Task requirements » Faithfully return all lines, omitting every embedded picture.

-- start of Recorded information --

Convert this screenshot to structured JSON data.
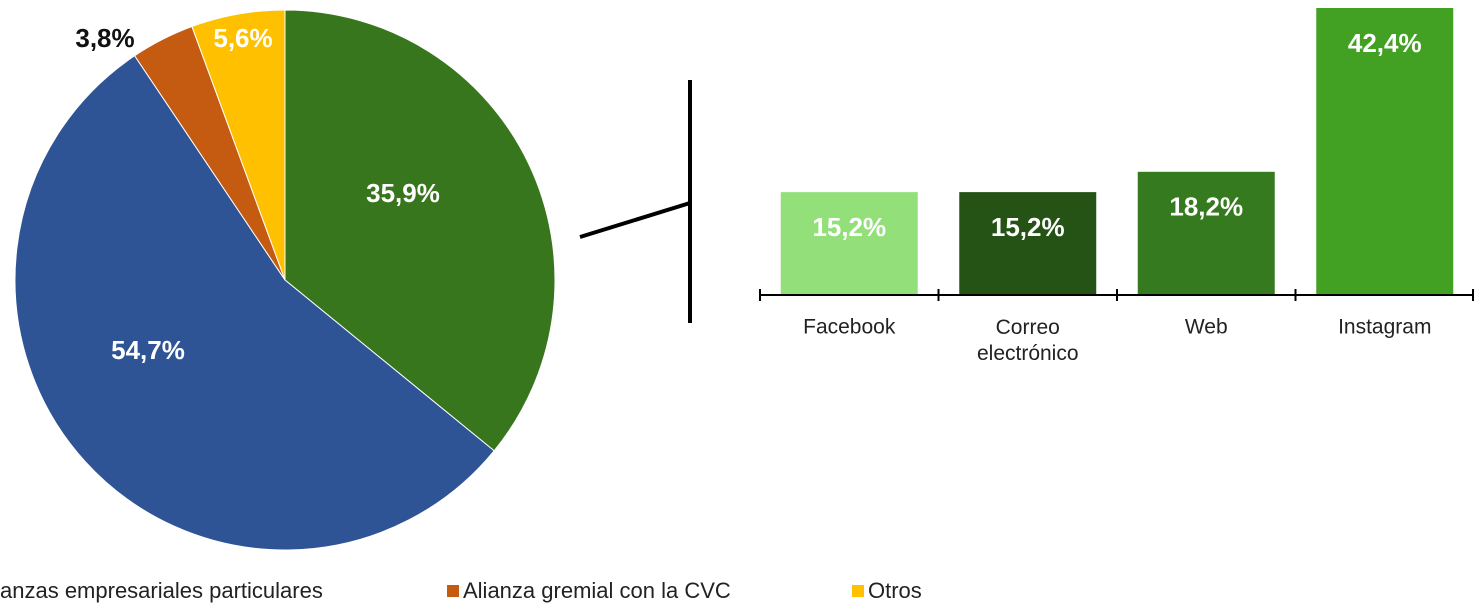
{
  "chart_data": [
    {
      "type": "pie",
      "categories": [
        null,
        "anzas empresariales particulares",
        "Alianza gremial con la CVC",
        "Otros"
      ],
      "values": [
        35.9,
        54.7,
        3.8,
        5.6
      ],
      "value_labels": [
        "35,9%",
        "54,7%",
        "3,8%",
        "5,6%"
      ],
      "colors": [
        "#38761d",
        "#2f5496",
        "#c55a11",
        "#ffc000"
      ]
    },
    {
      "type": "bar",
      "categories": [
        "Facebook",
        "Correo electrónico",
        "Web",
        "Instagram"
      ],
      "values": [
        15.2,
        15.2,
        18.2,
        42.4
      ],
      "value_labels": [
        "15,2%",
        "15,2%",
        "18,2%",
        "42,4%"
      ],
      "colors": [
        "#93e07b",
        "#245315",
        "#357a1f",
        "#42a023"
      ]
    }
  ]
}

-- end of Recorded information --

Answer to the task »
Convert this screenshot to structured JSON data.
{
  "chart_data": [
    {
      "type": "pie",
      "categories": [
        null,
        "anzas empresariales particulares",
        "Alianza gremial con la CVC",
        "Otros"
      ],
      "values": [
        35.9,
        54.7,
        3.8,
        5.6
      ],
      "value_labels": [
        "35,9%",
        "54,7%",
        "3,8%",
        "5,6%"
      ],
      "colors": [
        "#38761d",
        "#2f5496",
        "#c55a11",
        "#ffc000"
      ]
    },
    {
      "type": "bar",
      "categories": [
        "Facebook",
        "Correo electrónico",
        "Web",
        "Instagram"
      ],
      "values": [
        15.2,
        15.2,
        18.2,
        42.4
      ],
      "value_labels": [
        "15,2%",
        "15,2%",
        "18,2%",
        "42,4%"
      ],
      "colors": [
        "#93e07b",
        "#245315",
        "#357a1f",
        "#42a023"
      ]
    }
  ]
}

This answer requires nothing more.